Write out each line exactly as given. Leave the pictures out of your copy.
━━ ENTRIES SHOWN ━━
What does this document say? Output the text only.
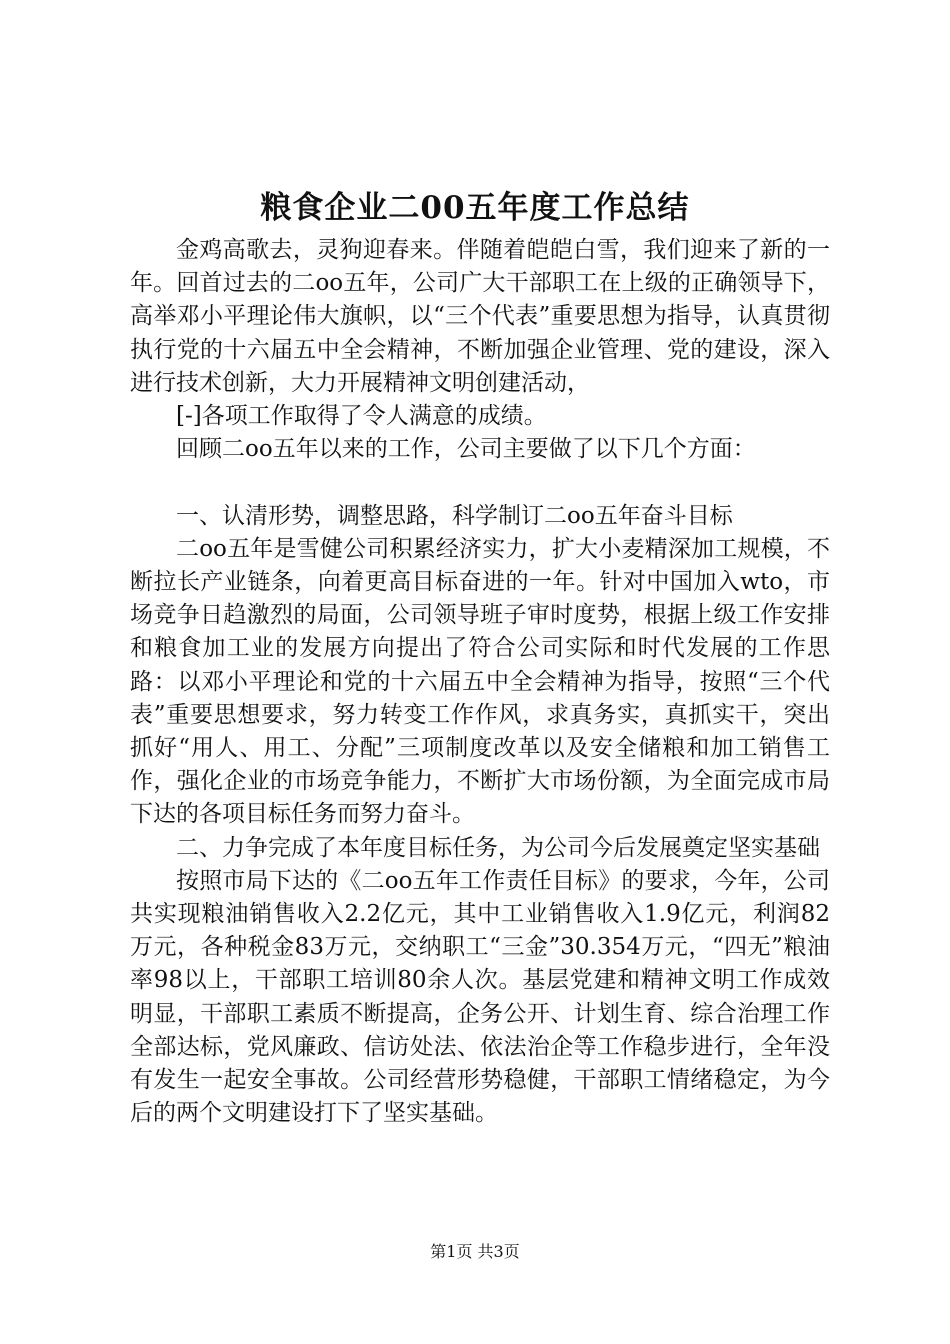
粮食企业二00五年度工作总结

金鸡高歌去，灵狗迎春来。伴随着皑皑白雪，我们迎来了新的一年。回首过去的二oo五年，公司广大干部职工在上级的正确领导下，高举邓小平理论伟大旗帜，以“三个代表”重要思想为指导，认真贯彻执行党的十六届五中全会精神，不断加强企业管理、党的建设，深入进行技术创新，大力开展精神文明创建活动，

[-]各项工作取得了令人满意的成绩。

回顾二oo五年以来的工作，公司主要做了以下几个方面：

一、认清形势，调整思路，科学制订二oo五年奋斗目标

二oo五年是雪健公司积累经济实力，扩大小麦精深加工规模，不断拉长产业链条，向着更高目标奋进的一年。针对中国加入wto，市场竞争日趋激烈的局面，公司领导班子审时度势，根据上级工作安排和粮食加工业的发展方向提出了符合公司实际和时代发展的工作思路：以邓小平理论和党的十六届五中全会精神为指导，按照“三个代表”重要思想要求，努力转变工作作风，求真务实，真抓实干，突出抓好“用人、用工、分配”三项制度改革以及安全储粮和加工销售工作，强化企业的市场竞争能力，不断扩大市场份额，为全面完成市局下达的各项目标任务而努力奋斗。

二、力争完成了本年度目标任务，为公司今后发展奠定坚实基础

按照市局下达的《二oo五年工作责任目标》的要求，今年，公司共实现粮油销售收入2.2亿元，其中工业销售收入1.9亿元，利润82万元，各种税金83万元，交纳职工“三金”30.354万元，“四无”粮油率98以上，干部职工培训80余人次。基层党建和精神文明工作成效明显，干部职工素质不断提高，企务公开、计划生育、综合治理工作全部达标，党风廉政、信访处法、依法治企等工作稳步进行，全年没有发生一起安全事故。公司经营形势稳健，干部职工情绪稳定，为今后的两个文明建设打下了坚实基础。

第1页 共3页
━━━
### WRITTEN RESPONSE
What does this document say? Output the text only.
粮食企业二00五年度工作总结

金鸡高歌去，灵狗迎春来。伴随着皑皑白雪，我们迎来了新的一年。回首过去的二oo五年，公司广大干部职工在上级的正确领导下，高举邓小平理论伟大旗帜，以“三个代表”重要思想为指导，认真贯彻执行党的十六届五中全会精神，不断加强企业管理、党的建设，深入进行技术创新，大力开展精神文明创建活动，

[-]各项工作取得了令人满意的成绩。

回顾二oo五年以来的工作，公司主要做了以下几个方面：

一、认清形势，调整思路，科学制订二oo五年奋斗目标

二oo五年是雪健公司积累经济实力，扩大小麦精深加工规模，不断拉长产业链条，向着更高目标奋进的一年。针对中国加入wto，市场竞争日趋激烈的局面，公司领导班子审时度势，根据上级工作安排和粮食加工业的发展方向提出了符合公司实际和时代发展的工作思路：以邓小平理论和党的十六届五中全会精神为指导，按照“三个代表”重要思想要求，努力转变工作作风，求真务实，真抓实干，突出抓好“用人、用工、分配”三项制度改革以及安全储粮和加工销售工作，强化企业的市场竞争能力，不断扩大市场份额，为全面完成市局下达的各项目标任务而努力奋斗。

二、力争完成了本年度目标任务，为公司今后发展奠定坚实基础

按照市局下达的《二oo五年工作责任目标》的要求，今年，公司共实现粮油销售收入2.2亿元，其中工业销售收入1.9亿元，利润82万元，各种税金83万元，交纳职工“三金”30.354万元，“四无”粮油率98以上，干部职工培训80余人次。基层党建和精神文明工作成效明显，干部职工素质不断提高，企务公开、计划生育、综合治理工作全部达标，党风廉政、信访处法、依法治企等工作稳步进行，全年没有发生一起安全事故。公司经营形势稳健，干部职工情绪稳定，为今后的两个文明建设打下了坚实基础。

第1页 共3页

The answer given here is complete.